:: EXERCISE PROMPT ::
List all lines in the material below that contain "true".

-- -- --

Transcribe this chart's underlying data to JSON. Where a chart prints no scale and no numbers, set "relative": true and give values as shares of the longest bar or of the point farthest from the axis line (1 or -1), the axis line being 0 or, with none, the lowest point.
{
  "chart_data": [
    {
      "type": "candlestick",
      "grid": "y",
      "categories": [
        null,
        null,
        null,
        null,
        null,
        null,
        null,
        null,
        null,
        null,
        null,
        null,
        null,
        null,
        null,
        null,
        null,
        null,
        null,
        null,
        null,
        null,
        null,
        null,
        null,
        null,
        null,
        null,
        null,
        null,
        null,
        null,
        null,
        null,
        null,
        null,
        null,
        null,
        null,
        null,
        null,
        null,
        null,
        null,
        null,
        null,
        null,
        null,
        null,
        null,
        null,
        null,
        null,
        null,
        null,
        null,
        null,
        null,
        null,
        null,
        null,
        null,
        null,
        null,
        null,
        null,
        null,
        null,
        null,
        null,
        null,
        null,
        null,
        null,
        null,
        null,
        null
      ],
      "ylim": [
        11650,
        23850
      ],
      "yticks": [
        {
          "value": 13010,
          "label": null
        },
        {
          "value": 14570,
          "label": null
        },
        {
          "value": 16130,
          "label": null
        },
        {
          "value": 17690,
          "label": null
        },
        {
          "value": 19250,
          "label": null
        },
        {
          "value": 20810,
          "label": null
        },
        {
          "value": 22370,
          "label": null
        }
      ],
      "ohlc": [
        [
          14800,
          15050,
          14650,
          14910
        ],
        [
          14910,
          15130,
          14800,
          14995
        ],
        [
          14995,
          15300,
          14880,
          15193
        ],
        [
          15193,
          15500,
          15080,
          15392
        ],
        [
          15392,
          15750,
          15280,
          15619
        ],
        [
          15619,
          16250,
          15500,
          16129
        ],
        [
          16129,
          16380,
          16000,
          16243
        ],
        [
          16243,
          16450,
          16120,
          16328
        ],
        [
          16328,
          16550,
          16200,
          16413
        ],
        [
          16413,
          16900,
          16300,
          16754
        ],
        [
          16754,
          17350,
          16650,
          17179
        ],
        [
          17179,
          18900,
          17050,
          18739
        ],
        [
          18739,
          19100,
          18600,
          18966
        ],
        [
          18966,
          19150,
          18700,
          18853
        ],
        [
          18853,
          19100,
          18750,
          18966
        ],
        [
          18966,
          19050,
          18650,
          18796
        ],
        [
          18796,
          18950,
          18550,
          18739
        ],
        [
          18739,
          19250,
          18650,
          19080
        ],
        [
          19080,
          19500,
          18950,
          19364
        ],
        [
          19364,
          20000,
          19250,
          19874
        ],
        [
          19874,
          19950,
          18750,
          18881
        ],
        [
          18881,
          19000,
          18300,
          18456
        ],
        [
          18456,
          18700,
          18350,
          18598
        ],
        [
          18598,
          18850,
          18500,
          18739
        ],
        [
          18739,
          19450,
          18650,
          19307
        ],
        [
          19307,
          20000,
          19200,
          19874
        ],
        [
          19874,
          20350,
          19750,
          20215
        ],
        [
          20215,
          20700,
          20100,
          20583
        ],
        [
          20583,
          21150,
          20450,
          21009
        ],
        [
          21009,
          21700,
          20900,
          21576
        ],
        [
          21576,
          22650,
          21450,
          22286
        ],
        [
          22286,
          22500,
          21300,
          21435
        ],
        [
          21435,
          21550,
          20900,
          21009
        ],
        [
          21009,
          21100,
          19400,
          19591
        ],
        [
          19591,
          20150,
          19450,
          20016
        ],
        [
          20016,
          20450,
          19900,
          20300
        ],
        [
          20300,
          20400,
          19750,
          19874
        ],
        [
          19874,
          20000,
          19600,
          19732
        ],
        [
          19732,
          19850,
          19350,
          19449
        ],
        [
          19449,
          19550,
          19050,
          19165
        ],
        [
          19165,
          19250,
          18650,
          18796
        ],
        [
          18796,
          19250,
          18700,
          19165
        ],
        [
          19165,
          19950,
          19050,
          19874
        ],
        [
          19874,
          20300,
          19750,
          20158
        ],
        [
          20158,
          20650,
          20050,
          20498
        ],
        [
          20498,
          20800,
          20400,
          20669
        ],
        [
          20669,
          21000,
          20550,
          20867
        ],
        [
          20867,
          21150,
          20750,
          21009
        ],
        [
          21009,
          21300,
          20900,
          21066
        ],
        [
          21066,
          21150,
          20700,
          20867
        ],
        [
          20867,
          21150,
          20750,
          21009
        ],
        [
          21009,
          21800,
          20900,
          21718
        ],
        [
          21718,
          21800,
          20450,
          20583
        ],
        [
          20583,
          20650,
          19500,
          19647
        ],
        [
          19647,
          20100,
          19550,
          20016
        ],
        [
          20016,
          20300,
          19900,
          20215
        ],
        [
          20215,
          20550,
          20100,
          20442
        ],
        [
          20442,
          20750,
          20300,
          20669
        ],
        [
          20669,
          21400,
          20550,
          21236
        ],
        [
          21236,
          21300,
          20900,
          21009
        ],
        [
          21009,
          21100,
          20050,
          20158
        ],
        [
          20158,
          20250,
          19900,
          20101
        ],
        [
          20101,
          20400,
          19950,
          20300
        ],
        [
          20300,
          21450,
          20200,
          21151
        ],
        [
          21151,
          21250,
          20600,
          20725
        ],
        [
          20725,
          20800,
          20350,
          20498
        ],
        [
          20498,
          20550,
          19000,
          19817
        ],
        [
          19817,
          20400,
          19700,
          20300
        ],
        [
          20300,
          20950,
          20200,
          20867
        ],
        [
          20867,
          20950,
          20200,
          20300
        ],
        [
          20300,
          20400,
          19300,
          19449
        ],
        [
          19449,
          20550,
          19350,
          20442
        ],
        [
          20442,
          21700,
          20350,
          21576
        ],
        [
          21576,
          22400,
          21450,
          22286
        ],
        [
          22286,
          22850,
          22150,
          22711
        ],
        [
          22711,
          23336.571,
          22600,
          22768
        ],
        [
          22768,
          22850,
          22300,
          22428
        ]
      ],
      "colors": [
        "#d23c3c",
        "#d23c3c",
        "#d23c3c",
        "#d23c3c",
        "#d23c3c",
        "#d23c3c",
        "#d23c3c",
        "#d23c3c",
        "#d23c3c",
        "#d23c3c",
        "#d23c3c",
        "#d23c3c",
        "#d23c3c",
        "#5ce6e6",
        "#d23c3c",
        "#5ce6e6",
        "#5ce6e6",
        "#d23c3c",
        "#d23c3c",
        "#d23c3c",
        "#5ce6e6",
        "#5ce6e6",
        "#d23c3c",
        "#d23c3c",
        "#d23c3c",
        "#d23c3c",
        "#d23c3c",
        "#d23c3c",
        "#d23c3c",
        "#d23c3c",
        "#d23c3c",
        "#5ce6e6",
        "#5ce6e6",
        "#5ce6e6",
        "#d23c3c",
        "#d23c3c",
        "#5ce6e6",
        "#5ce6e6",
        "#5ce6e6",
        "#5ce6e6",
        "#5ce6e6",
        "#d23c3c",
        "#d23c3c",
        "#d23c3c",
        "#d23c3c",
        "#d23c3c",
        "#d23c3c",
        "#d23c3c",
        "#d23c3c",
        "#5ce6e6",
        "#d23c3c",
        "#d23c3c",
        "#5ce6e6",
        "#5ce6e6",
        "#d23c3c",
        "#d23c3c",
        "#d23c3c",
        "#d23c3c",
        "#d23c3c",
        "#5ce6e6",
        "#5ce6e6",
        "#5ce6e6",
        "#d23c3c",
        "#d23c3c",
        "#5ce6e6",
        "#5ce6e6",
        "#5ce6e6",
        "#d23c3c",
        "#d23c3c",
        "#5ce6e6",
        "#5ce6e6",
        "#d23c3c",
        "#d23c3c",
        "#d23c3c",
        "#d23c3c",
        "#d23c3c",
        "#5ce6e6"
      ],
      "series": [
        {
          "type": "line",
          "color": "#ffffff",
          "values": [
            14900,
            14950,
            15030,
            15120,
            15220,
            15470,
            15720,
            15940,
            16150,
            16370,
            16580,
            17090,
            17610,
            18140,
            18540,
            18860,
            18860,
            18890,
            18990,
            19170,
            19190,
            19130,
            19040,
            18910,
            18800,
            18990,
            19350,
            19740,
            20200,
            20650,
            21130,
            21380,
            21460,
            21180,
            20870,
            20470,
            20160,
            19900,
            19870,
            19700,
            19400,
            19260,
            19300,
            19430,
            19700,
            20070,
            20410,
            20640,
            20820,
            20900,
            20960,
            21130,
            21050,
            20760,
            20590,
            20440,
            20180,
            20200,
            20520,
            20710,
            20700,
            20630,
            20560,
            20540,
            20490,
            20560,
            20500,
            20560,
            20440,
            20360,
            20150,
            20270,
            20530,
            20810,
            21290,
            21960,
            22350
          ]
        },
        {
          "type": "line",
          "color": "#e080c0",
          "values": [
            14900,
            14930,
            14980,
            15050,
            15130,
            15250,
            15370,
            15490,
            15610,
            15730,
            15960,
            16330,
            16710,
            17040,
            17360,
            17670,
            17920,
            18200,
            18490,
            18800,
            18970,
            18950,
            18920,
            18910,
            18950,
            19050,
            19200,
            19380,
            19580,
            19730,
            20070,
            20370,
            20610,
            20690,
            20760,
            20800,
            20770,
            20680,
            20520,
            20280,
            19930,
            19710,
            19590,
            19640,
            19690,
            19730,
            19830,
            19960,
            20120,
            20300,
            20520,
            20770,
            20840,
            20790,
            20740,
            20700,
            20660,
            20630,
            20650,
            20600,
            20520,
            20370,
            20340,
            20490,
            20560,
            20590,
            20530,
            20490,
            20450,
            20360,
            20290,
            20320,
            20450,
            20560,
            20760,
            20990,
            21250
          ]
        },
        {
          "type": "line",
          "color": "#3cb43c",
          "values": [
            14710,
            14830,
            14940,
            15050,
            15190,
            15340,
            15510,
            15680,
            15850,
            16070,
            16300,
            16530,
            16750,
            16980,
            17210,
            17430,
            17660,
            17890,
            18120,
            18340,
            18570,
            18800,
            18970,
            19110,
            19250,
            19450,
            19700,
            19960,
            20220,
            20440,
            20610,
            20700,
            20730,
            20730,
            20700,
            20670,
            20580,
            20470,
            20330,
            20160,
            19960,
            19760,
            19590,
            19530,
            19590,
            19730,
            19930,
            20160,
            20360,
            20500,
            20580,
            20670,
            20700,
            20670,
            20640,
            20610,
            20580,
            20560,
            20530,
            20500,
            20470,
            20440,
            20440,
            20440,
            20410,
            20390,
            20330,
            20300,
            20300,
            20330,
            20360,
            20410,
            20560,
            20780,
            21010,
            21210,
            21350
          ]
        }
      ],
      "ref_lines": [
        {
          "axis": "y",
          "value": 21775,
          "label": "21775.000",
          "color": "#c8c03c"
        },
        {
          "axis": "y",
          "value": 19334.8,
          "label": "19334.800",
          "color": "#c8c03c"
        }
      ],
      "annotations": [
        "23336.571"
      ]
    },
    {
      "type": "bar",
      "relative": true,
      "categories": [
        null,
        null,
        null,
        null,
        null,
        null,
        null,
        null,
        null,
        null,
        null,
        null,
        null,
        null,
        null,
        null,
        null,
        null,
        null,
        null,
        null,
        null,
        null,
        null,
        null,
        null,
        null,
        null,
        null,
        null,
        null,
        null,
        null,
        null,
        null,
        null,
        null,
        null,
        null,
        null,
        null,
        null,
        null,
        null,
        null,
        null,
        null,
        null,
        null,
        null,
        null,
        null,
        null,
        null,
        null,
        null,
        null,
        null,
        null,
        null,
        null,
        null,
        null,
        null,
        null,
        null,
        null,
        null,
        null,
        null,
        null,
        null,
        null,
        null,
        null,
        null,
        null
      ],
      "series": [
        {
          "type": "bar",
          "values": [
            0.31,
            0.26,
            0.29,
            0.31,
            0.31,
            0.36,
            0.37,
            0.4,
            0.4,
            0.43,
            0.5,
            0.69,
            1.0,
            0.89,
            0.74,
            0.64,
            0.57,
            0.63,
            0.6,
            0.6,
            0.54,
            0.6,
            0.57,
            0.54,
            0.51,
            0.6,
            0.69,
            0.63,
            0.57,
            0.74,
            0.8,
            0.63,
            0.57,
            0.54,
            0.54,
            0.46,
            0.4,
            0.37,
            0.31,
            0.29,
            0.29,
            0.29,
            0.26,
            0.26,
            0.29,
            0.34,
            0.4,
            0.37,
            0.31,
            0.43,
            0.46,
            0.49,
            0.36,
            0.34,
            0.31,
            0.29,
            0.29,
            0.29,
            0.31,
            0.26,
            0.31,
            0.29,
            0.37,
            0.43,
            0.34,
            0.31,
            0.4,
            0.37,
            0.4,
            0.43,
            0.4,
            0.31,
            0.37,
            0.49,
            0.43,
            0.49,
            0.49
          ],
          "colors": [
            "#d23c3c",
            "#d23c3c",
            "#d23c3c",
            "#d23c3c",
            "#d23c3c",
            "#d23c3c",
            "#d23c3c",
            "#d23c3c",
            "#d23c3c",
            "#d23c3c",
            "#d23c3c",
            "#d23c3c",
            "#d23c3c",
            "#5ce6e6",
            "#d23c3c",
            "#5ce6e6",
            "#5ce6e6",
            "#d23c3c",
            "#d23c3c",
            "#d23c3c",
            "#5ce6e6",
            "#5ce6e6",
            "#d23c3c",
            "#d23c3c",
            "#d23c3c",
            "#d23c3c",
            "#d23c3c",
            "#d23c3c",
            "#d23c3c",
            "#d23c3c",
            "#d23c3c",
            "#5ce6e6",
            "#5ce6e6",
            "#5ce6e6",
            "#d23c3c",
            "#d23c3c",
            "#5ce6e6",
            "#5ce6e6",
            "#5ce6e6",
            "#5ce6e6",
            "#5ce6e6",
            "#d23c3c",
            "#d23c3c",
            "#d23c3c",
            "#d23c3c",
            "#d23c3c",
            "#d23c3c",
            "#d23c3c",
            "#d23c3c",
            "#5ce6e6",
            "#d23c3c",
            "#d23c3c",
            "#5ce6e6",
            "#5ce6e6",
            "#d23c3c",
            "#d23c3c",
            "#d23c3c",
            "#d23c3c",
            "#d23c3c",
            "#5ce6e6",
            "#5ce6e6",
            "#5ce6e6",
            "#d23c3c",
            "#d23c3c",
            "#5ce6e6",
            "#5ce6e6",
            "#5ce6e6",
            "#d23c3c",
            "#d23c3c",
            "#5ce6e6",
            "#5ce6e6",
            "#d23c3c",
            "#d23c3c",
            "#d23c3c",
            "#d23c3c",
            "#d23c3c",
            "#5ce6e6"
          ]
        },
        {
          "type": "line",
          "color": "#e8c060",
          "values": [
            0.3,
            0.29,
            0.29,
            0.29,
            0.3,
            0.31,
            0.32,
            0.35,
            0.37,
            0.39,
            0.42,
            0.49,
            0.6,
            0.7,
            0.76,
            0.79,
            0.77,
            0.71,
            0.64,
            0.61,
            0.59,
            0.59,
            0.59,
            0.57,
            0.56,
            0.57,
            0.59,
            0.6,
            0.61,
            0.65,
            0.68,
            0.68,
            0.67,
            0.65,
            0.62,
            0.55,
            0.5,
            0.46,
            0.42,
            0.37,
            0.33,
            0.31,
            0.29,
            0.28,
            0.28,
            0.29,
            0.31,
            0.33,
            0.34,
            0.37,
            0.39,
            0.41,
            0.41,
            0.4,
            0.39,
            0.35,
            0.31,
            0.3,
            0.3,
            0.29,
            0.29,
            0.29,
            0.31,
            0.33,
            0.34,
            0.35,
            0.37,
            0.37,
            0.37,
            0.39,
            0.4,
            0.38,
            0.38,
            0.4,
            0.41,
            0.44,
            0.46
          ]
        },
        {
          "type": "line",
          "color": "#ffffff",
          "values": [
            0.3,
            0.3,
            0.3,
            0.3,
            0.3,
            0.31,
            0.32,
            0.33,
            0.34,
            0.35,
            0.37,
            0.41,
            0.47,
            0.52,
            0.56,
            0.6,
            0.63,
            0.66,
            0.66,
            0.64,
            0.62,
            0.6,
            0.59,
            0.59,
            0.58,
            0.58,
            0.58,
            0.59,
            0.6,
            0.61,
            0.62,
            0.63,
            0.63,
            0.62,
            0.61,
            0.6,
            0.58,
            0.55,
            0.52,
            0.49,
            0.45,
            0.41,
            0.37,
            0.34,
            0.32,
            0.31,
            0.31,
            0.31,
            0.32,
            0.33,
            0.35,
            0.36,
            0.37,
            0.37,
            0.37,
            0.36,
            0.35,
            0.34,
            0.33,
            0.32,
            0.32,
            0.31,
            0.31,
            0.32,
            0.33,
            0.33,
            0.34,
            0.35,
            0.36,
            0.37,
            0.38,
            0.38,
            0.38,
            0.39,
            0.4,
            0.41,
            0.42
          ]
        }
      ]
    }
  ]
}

-- -- --

:: EXERCISE RESPONSE ::
Transcribe this chart's underlying data to JSON. Where a chart prints no scale and no numbers, set "relative": true and give values as shares of the longest bar or of the point farthest from the axis line (1 or -1), the axis line being 0 or, with none, the lowest point.
      "relative": true,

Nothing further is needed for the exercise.